◆ INFORMATION PROVIDED:
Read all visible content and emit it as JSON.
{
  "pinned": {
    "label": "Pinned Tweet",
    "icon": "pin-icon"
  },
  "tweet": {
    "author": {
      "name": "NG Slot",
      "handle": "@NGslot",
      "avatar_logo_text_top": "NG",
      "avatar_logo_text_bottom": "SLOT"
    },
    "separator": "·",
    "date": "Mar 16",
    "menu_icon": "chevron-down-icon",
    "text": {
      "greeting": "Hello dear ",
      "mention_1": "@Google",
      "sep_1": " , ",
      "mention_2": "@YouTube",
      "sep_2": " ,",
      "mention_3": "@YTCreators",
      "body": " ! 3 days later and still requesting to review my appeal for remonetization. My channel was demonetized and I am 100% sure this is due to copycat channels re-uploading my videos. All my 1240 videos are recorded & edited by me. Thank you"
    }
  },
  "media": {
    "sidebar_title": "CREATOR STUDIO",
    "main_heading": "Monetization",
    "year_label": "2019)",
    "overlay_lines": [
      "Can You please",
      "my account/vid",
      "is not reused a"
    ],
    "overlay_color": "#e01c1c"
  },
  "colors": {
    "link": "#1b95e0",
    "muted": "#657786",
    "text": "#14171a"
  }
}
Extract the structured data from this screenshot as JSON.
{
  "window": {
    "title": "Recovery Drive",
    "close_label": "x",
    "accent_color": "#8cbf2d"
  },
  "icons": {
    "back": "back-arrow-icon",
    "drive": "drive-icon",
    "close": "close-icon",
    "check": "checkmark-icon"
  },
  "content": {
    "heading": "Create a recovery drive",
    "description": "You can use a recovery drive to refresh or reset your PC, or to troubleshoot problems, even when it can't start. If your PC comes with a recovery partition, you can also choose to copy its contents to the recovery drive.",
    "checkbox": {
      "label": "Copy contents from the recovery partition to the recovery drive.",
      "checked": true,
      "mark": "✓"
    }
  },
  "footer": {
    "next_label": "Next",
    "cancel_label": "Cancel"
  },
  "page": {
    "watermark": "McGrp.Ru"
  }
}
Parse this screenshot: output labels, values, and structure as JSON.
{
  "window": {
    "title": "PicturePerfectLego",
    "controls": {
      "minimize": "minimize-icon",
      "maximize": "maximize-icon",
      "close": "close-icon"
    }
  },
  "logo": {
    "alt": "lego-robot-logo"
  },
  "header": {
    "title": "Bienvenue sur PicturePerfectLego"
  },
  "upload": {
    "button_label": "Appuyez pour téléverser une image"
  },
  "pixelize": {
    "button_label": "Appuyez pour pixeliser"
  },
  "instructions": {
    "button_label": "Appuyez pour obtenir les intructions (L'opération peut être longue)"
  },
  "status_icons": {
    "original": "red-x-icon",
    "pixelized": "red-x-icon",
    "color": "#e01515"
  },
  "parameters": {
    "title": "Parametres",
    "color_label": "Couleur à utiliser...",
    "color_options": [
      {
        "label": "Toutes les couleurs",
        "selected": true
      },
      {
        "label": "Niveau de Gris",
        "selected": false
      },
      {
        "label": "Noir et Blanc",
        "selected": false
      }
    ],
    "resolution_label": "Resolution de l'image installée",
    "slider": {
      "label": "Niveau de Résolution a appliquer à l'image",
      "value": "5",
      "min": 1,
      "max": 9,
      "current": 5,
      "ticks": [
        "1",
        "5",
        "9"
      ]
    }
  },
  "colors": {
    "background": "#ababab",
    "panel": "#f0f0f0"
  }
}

◆ PROBLEM STATEMENT:
Each entry is to be returned in full, character for character.

◆ THE ANSWER:
Read all visible content and emit it as JSON.
{
  "pinned": {
    "label": "Pinned Tweet",
    "icon": "pin-icon"
  },
  "tweet": {
    "author": {
      "name": "NG Slot",
      "handle": "@NGslot",
      "avatar_logo_text_top": "NG",
      "avatar_logo_text_bottom": "SLOT"
    },
    "separator": "·",
    "date": "Mar 16",
    "menu_icon": "chevron-down-icon",
    "text": {
      "greeting": "Hello dear ",
      "mention_1": "@Google",
      "sep_1": " , ",
      "mention_2": "@YouTube",
      "sep_2": " ,",
      "mention_3": "@YTCreators",
      "body": " ! 3 days later and still requesting to review my appeal for remonetization. My channel was demonetized and I am 100% sure this is due to copycat channels re-uploading my videos. All my 1240 videos are recorded & edited by me. Thank you"
    }
  },
  "media": {
    "sidebar_title": "CREATOR STUDIO",
    "main_heading": "Monetization",
    "year_label": "2019)",
    "overlay_lines": [
      "Can You please",
      "my account/vid",
      "is not reused a"
    ],
    "overlay_color": "#e01c1c"
  },
  "colors": {
    "link": "#1b95e0",
    "muted": "#657786",
    "text": "#14171a"
  }
}
Extract the structured data from this screenshot as JSON.
{
  "window": {
    "title": "Recovery Drive",
    "close_label": "x",
    "accent_color": "#8cbf2d"
  },
  "icons": {
    "back": "back-arrow-icon",
    "drive": "drive-icon",
    "close": "close-icon",
    "check": "checkmark-icon"
  },
  "content": {
    "heading": "Create a recovery drive",
    "description": "You can use a recovery drive to refresh or reset your PC, or to troubleshoot problems, even when it can't start. If your PC comes with a recovery partition, you can also choose to copy its contents to the recovery drive.",
    "checkbox": {
      "label": "Copy contents from the recovery partition to the recovery drive.",
      "checked": true,
      "mark": "✓"
    }
  },
  "footer": {
    "next_label": "Next",
    "cancel_label": "Cancel"
  },
  "page": {
    "watermark": "McGrp.Ru"
  }
}
Parse this screenshot: output labels, values, and structure as JSON.
{
  "window": {
    "title": "PicturePerfectLego",
    "controls": {
      "minimize": "minimize-icon",
      "maximize": "maximize-icon",
      "close": "close-icon"
    }
  },
  "logo": {
    "alt": "lego-robot-logo"
  },
  "header": {
    "title": "Bienvenue sur PicturePerfectLego"
  },
  "upload": {
    "button_label": "Appuyez pour téléverser une image"
  },
  "pixelize": {
    "button_label": "Appuyez pour pixeliser"
  },
  "instructions": {
    "button_label": "Appuyez pour obtenir les intructions (L'opération peut être longue)"
  },
  "status_icons": {
    "original": "red-x-icon",
    "pixelized": "red-x-icon",
    "color": "#e01515"
  },
  "parameters": {
    "title": "Parametres",
    "color_label": "Couleur à utiliser...",
    "color_options": [
      {
        "label": "Toutes les couleurs",
        "selected": true
      },
      {
        "label": "Niveau de Gris",
        "selected": false
      },
      {
        "label": "Noir et Blanc",
        "selected": false
      }
    ],
    "resolution_label": "Resolution de l'image installée",
    "slider": {
      "label": "Niveau de Résolution a appliquer à l'image",
      "value": "5",
      "min": 1,
      "max": 9,
      "current": 5,
      "ticks": [
        "1",
        "5",
        "9"
      ]
    }
  },
  "colors": {
    "background": "#ababab",
    "panel": "#f0f0f0"
  }
}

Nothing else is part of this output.